**Set tasks:**
(1) List every film title named in the film reviews.
(2) Carry the film reviews forward from their final sentence.

**Text shown:**
The only unabashedly good thing about Igby Goes Down is that Amanda Peet takes her top off. Considering you can probably find those images online after a 10 second web search, that means there’s no reason at all to watch this self involved, badly thought out mess.
Now, Ryan Phillippe does give a pretty good performance as Oliver but it’s a case of a fine actor working at cross purposes to the film he’s in. Oliver is a much more engaging character than Igby. He grew up in the same sort of family dysfunction but came out the other side as something resembling a grown up who’s trying to live something resembling a grown up life. Oliver is screwed up but he’s trying to not let that entirely define him. That’s much more realistic and appealing than Igby, who is basically a young New York City-version of the Bill Murray slacker character from films like Stripes and Meatballs, but not being played for laughs. In many ways, it’s like Igby should be a supporting character in a movie about Oliver.
Igby Goes Down is another example of a filmmaker creating a main character without ever seemingly considering how or why the audience should care about him. I don’t know why anyone watching this film should care whether Igby succeeds or fails, or even care what success or failure for Igby would look like. That lack of connection fatally undermines anything else the movie tries to do.
Not that anything else here is all that good either. There are too many scenes that don’t serve the story, too many times the audience is told things instead of shown them and there’s one too many college rock songs on the soundtrack. The acting is okay, though Keiran Culkin is the least impressive member of the cast, but in the end…Igby Goes Down is one of those bad films that doesn’t even offer anything enjoyable in its own badness. Skip it.
IMAGINARY HEROES 2004
Written and Directed by Dan Harris.
Starring Emile Hirsch, Sigourney Weaver, Jeff Daniels, Michelle Williams, Kip Pardue, Deirdre O’Connell, Ryan Donowho, Suzanne Santo, Jay Paulson and Luke Robertson.
This film is a great example of a storyteller who doesn’t understand the story that he’s telling. I know that sounds like an absurd thing to allege. How can the guy telling the story not understand it? However, it’s the only way I can explain the bizarrely wrong emotional focus and characterizations on display in Imaginary Heroes. Writer/director Dan Harris is like a cook who set out to make an apple pie, yet tried to make it with kumquats and licorice. You might be able to make something oddly tasty out of those ingredients, but not by following an apple pie recipe. This movie has the structure and style of a by-the-numbers tale of 21st century suburban angst stuck in between a beginning which unknowingly negates its own premise and an ending with an escalating series of ridiculous revelations that even Harris can’t keep up with.

**Records supplied:**
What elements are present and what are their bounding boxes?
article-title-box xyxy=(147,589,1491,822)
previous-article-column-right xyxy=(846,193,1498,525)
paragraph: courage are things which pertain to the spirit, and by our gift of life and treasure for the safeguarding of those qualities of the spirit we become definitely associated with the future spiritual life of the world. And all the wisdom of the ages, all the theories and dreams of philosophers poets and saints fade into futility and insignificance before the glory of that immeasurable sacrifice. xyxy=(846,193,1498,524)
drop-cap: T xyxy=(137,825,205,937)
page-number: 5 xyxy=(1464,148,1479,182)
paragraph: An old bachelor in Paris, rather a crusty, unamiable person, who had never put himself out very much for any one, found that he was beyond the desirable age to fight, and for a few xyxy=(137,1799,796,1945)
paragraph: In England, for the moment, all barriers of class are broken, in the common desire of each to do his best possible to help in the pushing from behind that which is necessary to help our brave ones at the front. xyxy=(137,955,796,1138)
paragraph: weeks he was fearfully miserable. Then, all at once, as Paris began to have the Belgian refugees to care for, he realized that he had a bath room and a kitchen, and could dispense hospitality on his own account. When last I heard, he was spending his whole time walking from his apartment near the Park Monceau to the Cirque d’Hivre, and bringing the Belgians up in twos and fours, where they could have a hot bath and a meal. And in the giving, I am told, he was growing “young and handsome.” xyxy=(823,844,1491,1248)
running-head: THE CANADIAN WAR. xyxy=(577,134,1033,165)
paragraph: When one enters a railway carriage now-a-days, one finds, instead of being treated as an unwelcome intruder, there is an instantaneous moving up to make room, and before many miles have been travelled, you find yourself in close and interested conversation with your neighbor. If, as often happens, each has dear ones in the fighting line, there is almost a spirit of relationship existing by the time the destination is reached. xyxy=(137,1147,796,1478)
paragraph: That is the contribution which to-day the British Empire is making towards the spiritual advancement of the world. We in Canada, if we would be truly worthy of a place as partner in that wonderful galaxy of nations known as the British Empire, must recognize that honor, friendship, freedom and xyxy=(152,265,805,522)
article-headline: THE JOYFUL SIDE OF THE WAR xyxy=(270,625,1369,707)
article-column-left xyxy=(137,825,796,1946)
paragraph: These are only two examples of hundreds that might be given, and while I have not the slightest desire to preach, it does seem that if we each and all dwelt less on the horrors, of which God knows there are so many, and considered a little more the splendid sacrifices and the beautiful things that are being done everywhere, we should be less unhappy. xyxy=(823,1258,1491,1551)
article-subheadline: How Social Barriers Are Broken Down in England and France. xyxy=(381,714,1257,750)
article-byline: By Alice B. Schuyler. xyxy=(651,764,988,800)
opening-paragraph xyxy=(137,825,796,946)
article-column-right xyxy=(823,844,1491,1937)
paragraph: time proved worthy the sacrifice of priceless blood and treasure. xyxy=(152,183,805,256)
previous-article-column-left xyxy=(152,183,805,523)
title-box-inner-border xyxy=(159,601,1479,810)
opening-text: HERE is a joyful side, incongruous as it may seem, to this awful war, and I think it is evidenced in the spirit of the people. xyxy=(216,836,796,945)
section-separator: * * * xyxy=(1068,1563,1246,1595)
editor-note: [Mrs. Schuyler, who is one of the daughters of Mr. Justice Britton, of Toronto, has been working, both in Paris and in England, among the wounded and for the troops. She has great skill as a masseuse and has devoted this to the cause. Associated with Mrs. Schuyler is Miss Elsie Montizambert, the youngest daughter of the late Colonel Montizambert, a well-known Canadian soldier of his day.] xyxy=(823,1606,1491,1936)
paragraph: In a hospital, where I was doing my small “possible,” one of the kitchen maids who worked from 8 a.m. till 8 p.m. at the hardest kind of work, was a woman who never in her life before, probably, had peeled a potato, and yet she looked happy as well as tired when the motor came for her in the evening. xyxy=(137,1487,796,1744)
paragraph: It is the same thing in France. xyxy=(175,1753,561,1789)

**Responses in order:**
(1) Igby Goes Down, Stripes, Meatballs, Imaginary Heroes

(2)
Things start out with 17 year old Tim Travis (Emile Hirsch) telling us that his older brother Matt (Kip Pardue) killed himself because he was incredibly great at swimming at the same time he hated swimming more than anything else in the world. Now, I have to confess, this opening with Tim’s narration of images of Matt put me off this film right away, long before any of the other flaws reared their head. I can imagine someone hating the obsessive demands of competitive sports or the pressure of competition. How the hell does anyone hate the act of swimming enough to commit suicide? If you really disliked it that much, you’d stop swimming when you were too young for anyone to know you were any good at it. To say that Matt killed himself because he hated swimming is a ludicrously simplistic description of a much more complex dynamic, and if the point of Tim describing it like that would have been to illustrate how ludicrously simplistic Tim’s thinking or view of the world is…that might have been interesting. Unfortunately, every example of human behavior in this movie is a ludicrously simplistic as Tim’s analysis of his brother offing himself.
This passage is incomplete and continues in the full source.